● OBJECTIVE:
Without the pictures, return all of the material exactly as written.

Records:
● ● ● ● ●
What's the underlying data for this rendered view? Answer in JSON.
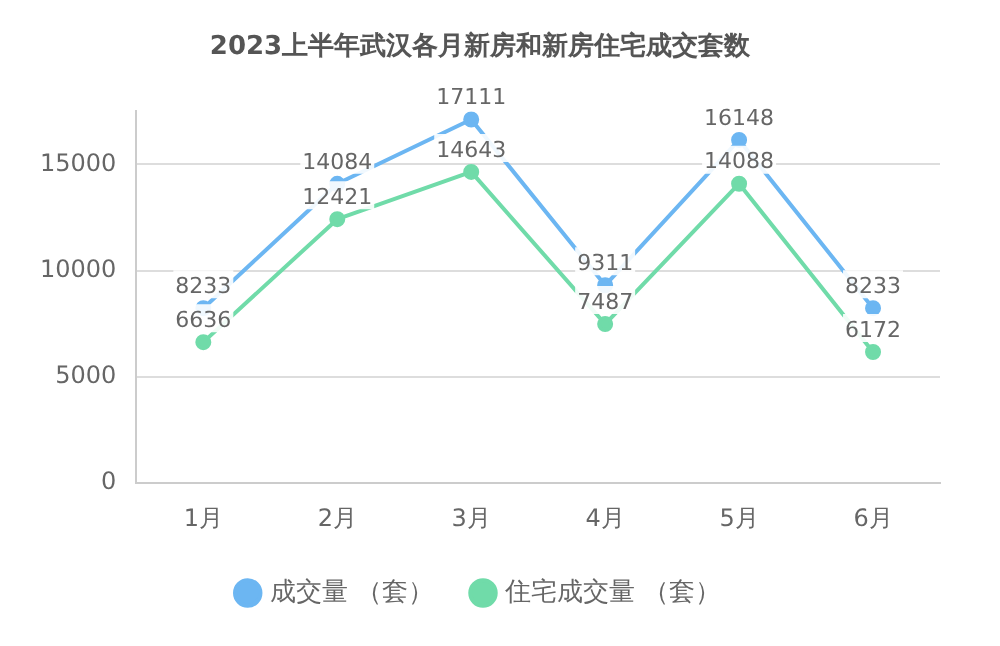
{
  "chart_data": {
    "type": "line",
    "title": "2023上半年武汉各月新房和新房住宅成交套数",
    "categories": [
      "1月",
      "2月",
      "3月",
      "4月",
      "5月",
      "6月"
    ],
    "series": [
      {
        "name": "成交量 （套）",
        "color": "#6cb6f2",
        "values": [
          8233,
          14084,
          17111,
          9311,
          16148,
          8233
        ]
      },
      {
        "name": "住宅成交量 （套）",
        "color": "#70dba9",
        "values": [
          6636,
          12421,
          14643,
          7487,
          14088,
          6172
        ]
      }
    ],
    "ylim": [
      0,
      17500
    ],
    "yticks": [
      0,
      5000,
      10000,
      15000
    ],
    "grid": "y",
    "legend": "bottom",
    "marker": "circle",
    "line_style": "solid",
    "data_labels": true
  }
}
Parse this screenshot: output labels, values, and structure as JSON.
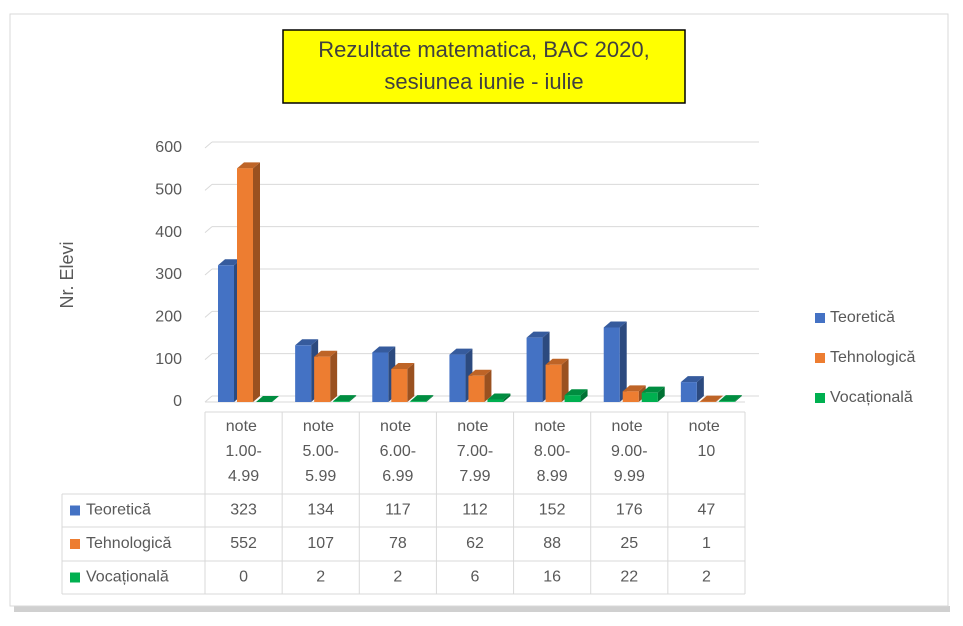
{
  "chart_data": {
    "type": "bar3d",
    "title": [
      "Rezultate matematica, BAC 2020,",
      "sesiunea iunie - iulie"
    ],
    "y_label": "Nr. Elevi",
    "categories": [
      "note 1.00-4.99",
      "note 5.00-5.99",
      "note 6.00-6.99",
      "note 7.00-7.99",
      "note 8.00-8.99",
      "note 9.00-9.99",
      "note 10"
    ],
    "series": [
      {
        "name": "Teoretică",
        "color": "#4472c4",
        "values": [
          323,
          134,
          117,
          112,
          152,
          176,
          47
        ]
      },
      {
        "name": "Tehnologică",
        "color": "#ed7d31",
        "values": [
          552,
          107,
          78,
          62,
          88,
          25,
          1
        ]
      },
      {
        "name": "Vocațională",
        "color": "#00b050",
        "values": [
          0,
          2,
          2,
          6,
          16,
          22,
          2
        ]
      }
    ],
    "ylim": [
      0,
      600
    ],
    "yticks": [
      0,
      100,
      200,
      300,
      400,
      500,
      600
    ],
    "grid": true,
    "legend": "right"
  }
}
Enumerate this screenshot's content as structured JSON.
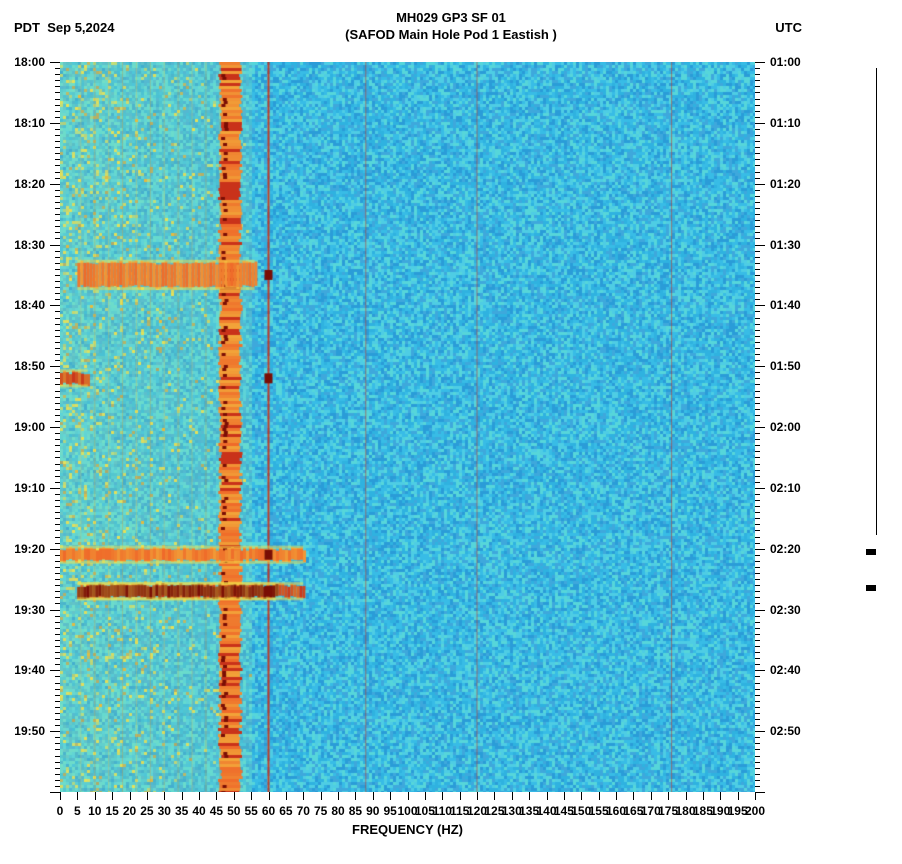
{
  "header": {
    "left_tz": "PDT",
    "date": "Sep 5,2024",
    "title_line1": "MH029 GP3 SF 01",
    "title_line2": "(SAFOD Main Hole Pod 1 Eastish )",
    "right_tz": "UTC"
  },
  "chart": {
    "type": "spectrogram",
    "x_label": "FREQUENCY (HZ)",
    "x_min": 0,
    "x_max": 200,
    "x_tick_step": 5,
    "x_ticks": [
      0,
      5,
      10,
      15,
      20,
      25,
      30,
      35,
      40,
      45,
      50,
      55,
      60,
      65,
      70,
      75,
      80,
      85,
      90,
      95,
      100,
      105,
      110,
      115,
      120,
      125,
      130,
      135,
      140,
      145,
      150,
      155,
      160,
      165,
      170,
      175,
      180,
      185,
      190,
      195,
      200
    ],
    "y_left_labels": [
      "18:00",
      "18:10",
      "18:20",
      "18:30",
      "18:40",
      "18:50",
      "19:00",
      "19:10",
      "19:20",
      "19:30",
      "19:40",
      "19:50"
    ],
    "y_right_labels": [
      "01:00",
      "01:10",
      "01:20",
      "01:30",
      "01:40",
      "01:50",
      "02:00",
      "02:10",
      "02:20",
      "02:30",
      "02:40",
      "02:50"
    ],
    "y_rows": 120,
    "y_major_every": 10,
    "background_noise_colors": [
      "#2fb2e0",
      "#38bce6",
      "#4ecde4",
      "#3ea8dc",
      "#2a9cd8",
      "#56d6da"
    ],
    "low_freq_band_color": "#8ee6b5",
    "hot_colors": [
      "#f6e34a",
      "#f5a623",
      "#ef6a2a",
      "#c9321a",
      "#7a0e05"
    ],
    "vertical_lines_hz": [
      60,
      88,
      120,
      176
    ],
    "vertical_line_color": "#c9321a",
    "guide_line_colors": [
      "#e6c44a",
      "#d99a2a"
    ],
    "guide_lines_hz": [
      6,
      10,
      14,
      18,
      22,
      26,
      30,
      34,
      38,
      42,
      46
    ],
    "primary_band_hz": [
      46,
      52
    ],
    "events": [
      {
        "row_from": 33,
        "row_to": 37,
        "hz_from": 5,
        "hz_to": 56,
        "intensity": "high"
      },
      {
        "row_from": 51,
        "row_to": 53,
        "hz_from": 0,
        "hz_to": 8,
        "intensity": "very-high"
      },
      {
        "row_from": 80,
        "row_to": 82,
        "hz_from": 0,
        "hz_to": 70,
        "intensity": "high"
      },
      {
        "row_from": 86,
        "row_to": 88,
        "hz_from": 5,
        "hz_to": 70,
        "intensity": "very-high"
      },
      {
        "row_from": 86,
        "row_to": 88,
        "hz_from": 5,
        "hz_to": 62,
        "intensity": "extreme"
      }
    ],
    "side_event_rows": [
      80,
      86
    ],
    "title_fontsize": 13,
    "label_fontsize": 12,
    "font_weight": "bold",
    "background_color": "#ffffff",
    "tick_color": "#000000"
  }
}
● ● ● ● ●
● TASK RESULT:
What's the underlying data for this rendered view? Answer in JSON.
{
  "chart_data": {
    "type": "line",
    "title": "2023上半年武汉各月新房和新房住宅成交套数",
    "categories": [
      "1月",
      "2月",
      "3月",
      "4月",
      "5月",
      "6月"
    ],
    "series": [
      {
        "name": "成交量 （套）",
        "color": "#6cb6f2",
        "values": [
          8233,
          14084,
          17111,
          9311,
          16148,
          8233
        ]
      },
      {
        "name": "住宅成交量 （套）",
        "color": "#70dba9",
        "values": [
          6636,
          12421,
          14643,
          7487,
          14088,
          6172
        ]
      }
    ],
    "ylim": [
      0,
      17500
    ],
    "yticks": [
      0,
      5000,
      10000,
      15000
    ],
    "grid": "y",
    "legend": "bottom",
    "marker": "circle",
    "line_style": "solid",
    "data_labels": true
  }
}
Parse this screenshot: output labels, values, and structure as JSON.
{
  "chart_data": {
    "type": "bar3d",
    "title": [
      "Rezultate matematica, BAC 2020,",
      "sesiunea iunie - iulie"
    ],
    "y_label": "Nr. Elevi",
    "categories": [
      "note 1.00-4.99",
      "note 5.00-5.99",
      "note 6.00-6.99",
      "note 7.00-7.99",
      "note 8.00-8.99",
      "note 9.00-9.99",
      "note 10"
    ],
    "series": [
      {
        "name": "Teoretică",
        "color": "#4472c4",
        "values": [
          323,
          134,
          117,
          112,
          152,
          176,
          47
        ]
      },
      {
        "name": "Tehnologică",
        "color": "#ed7d31",
        "values": [
          552,
          107,
          78,
          62,
          88,
          25,
          1
        ]
      },
      {
        "name": "Vocațională",
        "color": "#00b050",
        "values": [
          0,
          2,
          2,
          6,
          16,
          22,
          2
        ]
      }
    ],
    "ylim": [
      0,
      600
    ],
    "yticks": [
      0,
      100,
      200,
      300,
      400,
      500,
      600
    ],
    "grid": true,
    "legend": "right"
  }
}
Enumerate this screenshot's content as structured JSON.
{
  "header": {
    "left_tz": "PDT",
    "date": "Sep 5,2024",
    "title_line1": "MH029 GP3 SF 01",
    "title_line2": "(SAFOD Main Hole Pod 1 Eastish )",
    "right_tz": "UTC"
  },
  "chart": {
    "type": "spectrogram",
    "x_label": "FREQUENCY (HZ)",
    "x_min": 0,
    "x_max": 200,
    "x_tick_step": 5,
    "x_ticks": [
      0,
      5,
      10,
      15,
      20,
      25,
      30,
      35,
      40,
      45,
      50,
      55,
      60,
      65,
      70,
      75,
      80,
      85,
      90,
      95,
      100,
      105,
      110,
      115,
      120,
      125,
      130,
      135,
      140,
      145,
      150,
      155,
      160,
      165,
      170,
      175,
      180,
      185,
      190,
      195,
      200
    ],
    "y_left_labels": [
      "18:00",
      "18:10",
      "18:20",
      "18:30",
      "18:40",
      "18:50",
      "19:00",
      "19:10",
      "19:20",
      "19:30",
      "19:40",
      "19:50"
    ],
    "y_right_labels": [
      "01:00",
      "01:10",
      "01:20",
      "01:30",
      "01:40",
      "01:50",
      "02:00",
      "02:10",
      "02:20",
      "02:30",
      "02:40",
      "02:50"
    ],
    "y_rows": 120,
    "y_major_every": 10,
    "background_noise_colors": [
      "#2fb2e0",
      "#38bce6",
      "#4ecde4",
      "#3ea8dc",
      "#2a9cd8",
      "#56d6da"
    ],
    "low_freq_band_color": "#8ee6b5",
    "hot_colors": [
      "#f6e34a",
      "#f5a623",
      "#ef6a2a",
      "#c9321a",
      "#7a0e05"
    ],
    "vertical_lines_hz": [
      60,
      88,
      120,
      176
    ],
    "vertical_line_color": "#c9321a",
    "guide_line_colors": [
      "#e6c44a",
      "#d99a2a"
    ],
    "guide_lines_hz": [
      6,
      10,
      14,
      18,
      22,
      26,
      30,
      34,
      38,
      42,
      46
    ],
    "primary_band_hz": [
      46,
      52
    ],
    "events": [
      {
        "row_from": 33,
        "row_to": 37,
        "hz_from": 5,
        "hz_to": 56,
        "intensity": "high"
      },
      {
        "row_from": 51,
        "row_to": 53,
        "hz_from": 0,
        "hz_to": 8,
        "intensity": "very-high"
      },
      {
        "row_from": 80,
        "row_to": 82,
        "hz_from": 0,
        "hz_to": 70,
        "intensity": "high"
      },
      {
        "row_from": 86,
        "row_to": 88,
        "hz_from": 5,
        "hz_to": 70,
        "intensity": "very-high"
      },
      {
        "row_from": 86,
        "row_to": 88,
        "hz_from": 5,
        "hz_to": 62,
        "intensity": "extreme"
      }
    ],
    "side_event_rows": [
      80,
      86
    ],
    "title_fontsize": 13,
    "label_fontsize": 12,
    "font_weight": "bold",
    "background_color": "#ffffff",
    "tick_color": "#000000"
  }
}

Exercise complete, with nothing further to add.